TASK STATEMENT
Return the full material exactly.

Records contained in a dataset
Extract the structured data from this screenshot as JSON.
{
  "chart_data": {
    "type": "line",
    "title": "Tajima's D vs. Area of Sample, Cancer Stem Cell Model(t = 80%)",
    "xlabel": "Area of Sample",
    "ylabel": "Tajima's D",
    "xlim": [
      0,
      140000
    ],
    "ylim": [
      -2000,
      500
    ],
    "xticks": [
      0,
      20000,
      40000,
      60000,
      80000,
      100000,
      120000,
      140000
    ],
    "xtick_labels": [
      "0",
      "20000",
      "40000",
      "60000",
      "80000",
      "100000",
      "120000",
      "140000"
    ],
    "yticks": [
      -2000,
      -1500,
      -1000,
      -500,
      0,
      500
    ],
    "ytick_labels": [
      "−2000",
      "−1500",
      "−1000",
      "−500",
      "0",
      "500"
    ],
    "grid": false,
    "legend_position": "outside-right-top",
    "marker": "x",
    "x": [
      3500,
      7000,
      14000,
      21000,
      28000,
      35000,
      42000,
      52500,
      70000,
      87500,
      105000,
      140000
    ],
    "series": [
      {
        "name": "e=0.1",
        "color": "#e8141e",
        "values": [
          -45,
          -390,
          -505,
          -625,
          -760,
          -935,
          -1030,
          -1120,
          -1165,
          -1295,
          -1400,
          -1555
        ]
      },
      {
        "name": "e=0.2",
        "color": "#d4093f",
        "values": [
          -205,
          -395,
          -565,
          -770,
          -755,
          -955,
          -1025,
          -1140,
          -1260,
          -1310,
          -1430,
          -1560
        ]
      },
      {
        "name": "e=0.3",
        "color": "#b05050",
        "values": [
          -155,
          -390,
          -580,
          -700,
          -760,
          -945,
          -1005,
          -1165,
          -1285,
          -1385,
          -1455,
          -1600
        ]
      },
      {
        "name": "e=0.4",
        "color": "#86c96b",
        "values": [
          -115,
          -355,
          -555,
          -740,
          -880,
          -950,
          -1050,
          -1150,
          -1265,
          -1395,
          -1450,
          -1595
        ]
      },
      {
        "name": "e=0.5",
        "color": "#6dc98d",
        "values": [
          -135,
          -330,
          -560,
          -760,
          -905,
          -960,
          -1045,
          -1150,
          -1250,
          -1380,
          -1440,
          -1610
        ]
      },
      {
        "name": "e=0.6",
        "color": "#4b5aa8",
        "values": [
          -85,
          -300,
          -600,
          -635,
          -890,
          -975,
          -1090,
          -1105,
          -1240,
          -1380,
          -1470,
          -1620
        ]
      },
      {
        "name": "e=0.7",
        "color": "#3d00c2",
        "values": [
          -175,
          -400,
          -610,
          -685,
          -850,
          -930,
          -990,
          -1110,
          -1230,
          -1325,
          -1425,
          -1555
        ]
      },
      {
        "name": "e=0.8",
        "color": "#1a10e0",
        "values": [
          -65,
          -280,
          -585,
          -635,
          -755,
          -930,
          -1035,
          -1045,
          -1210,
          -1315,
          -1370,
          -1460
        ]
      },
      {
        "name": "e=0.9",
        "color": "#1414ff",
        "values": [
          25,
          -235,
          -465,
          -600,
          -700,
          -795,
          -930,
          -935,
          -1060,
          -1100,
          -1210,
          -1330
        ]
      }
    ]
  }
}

OUTPUT BELOW
Extract the structured data from this screenshot as JSON.
{
  "chart_data": {
    "type": "line",
    "title": "Tajima's D vs. Area of Sample, Cancer Stem Cell Model(t = 80%)",
    "xlabel": "Area of Sample",
    "ylabel": "Tajima's D",
    "xlim": [
      0,
      140000
    ],
    "ylim": [
      -2000,
      500
    ],
    "xticks": [
      0,
      20000,
      40000,
      60000,
      80000,
      100000,
      120000,
      140000
    ],
    "xtick_labels": [
      "0",
      "20000",
      "40000",
      "60000",
      "80000",
      "100000",
      "120000",
      "140000"
    ],
    "yticks": [
      -2000,
      -1500,
      -1000,
      -500,
      0,
      500
    ],
    "ytick_labels": [
      "−2000",
      "−1500",
      "−1000",
      "−500",
      "0",
      "500"
    ],
    "grid": false,
    "legend_position": "outside-right-top",
    "marker": "x",
    "x": [
      3500,
      7000,
      14000,
      21000,
      28000,
      35000,
      42000,
      52500,
      70000,
      87500,
      105000,
      140000
    ],
    "series": [
      {
        "name": "e=0.1",
        "color": "#e8141e",
        "values": [
          -45,
          -390,
          -505,
          -625,
          -760,
          -935,
          -1030,
          -1120,
          -1165,
          -1295,
          -1400,
          -1555
        ]
      },
      {
        "name": "e=0.2",
        "color": "#d4093f",
        "values": [
          -205,
          -395,
          -565,
          -770,
          -755,
          -955,
          -1025,
          -1140,
          -1260,
          -1310,
          -1430,
          -1560
        ]
      },
      {
        "name": "e=0.3",
        "color": "#b05050",
        "values": [
          -155,
          -390,
          -580,
          -700,
          -760,
          -945,
          -1005,
          -1165,
          -1285,
          -1385,
          -1455,
          -1600
        ]
      },
      {
        "name": "e=0.4",
        "color": "#86c96b",
        "values": [
          -115,
          -355,
          -555,
          -740,
          -880,
          -950,
          -1050,
          -1150,
          -1265,
          -1395,
          -1450,
          -1595
        ]
      },
      {
        "name": "e=0.5",
        "color": "#6dc98d",
        "values": [
          -135,
          -330,
          -560,
          -760,
          -905,
          -960,
          -1045,
          -1150,
          -1250,
          -1380,
          -1440,
          -1610
        ]
      },
      {
        "name": "e=0.6",
        "color": "#4b5aa8",
        "values": [
          -85,
          -300,
          -600,
          -635,
          -890,
          -975,
          -1090,
          -1105,
          -1240,
          -1380,
          -1470,
          -1620
        ]
      },
      {
        "name": "e=0.7",
        "color": "#3d00c2",
        "values": [
          -175,
          -400,
          -610,
          -685,
          -850,
          -930,
          -990,
          -1110,
          -1230,
          -1325,
          -1425,
          -1555
        ]
      },
      {
        "name": "e=0.8",
        "color": "#1a10e0",
        "values": [
          -65,
          -280,
          -585,
          -635,
          -755,
          -930,
          -1035,
          -1045,
          -1210,
          -1315,
          -1370,
          -1460
        ]
      },
      {
        "name": "e=0.9",
        "color": "#1414ff",
        "values": [
          25,
          -235,
          -465,
          -600,
          -700,
          -795,
          -930,
          -935,
          -1060,
          -1100,
          -1210,
          -1330
        ]
      }
    ]
  }
}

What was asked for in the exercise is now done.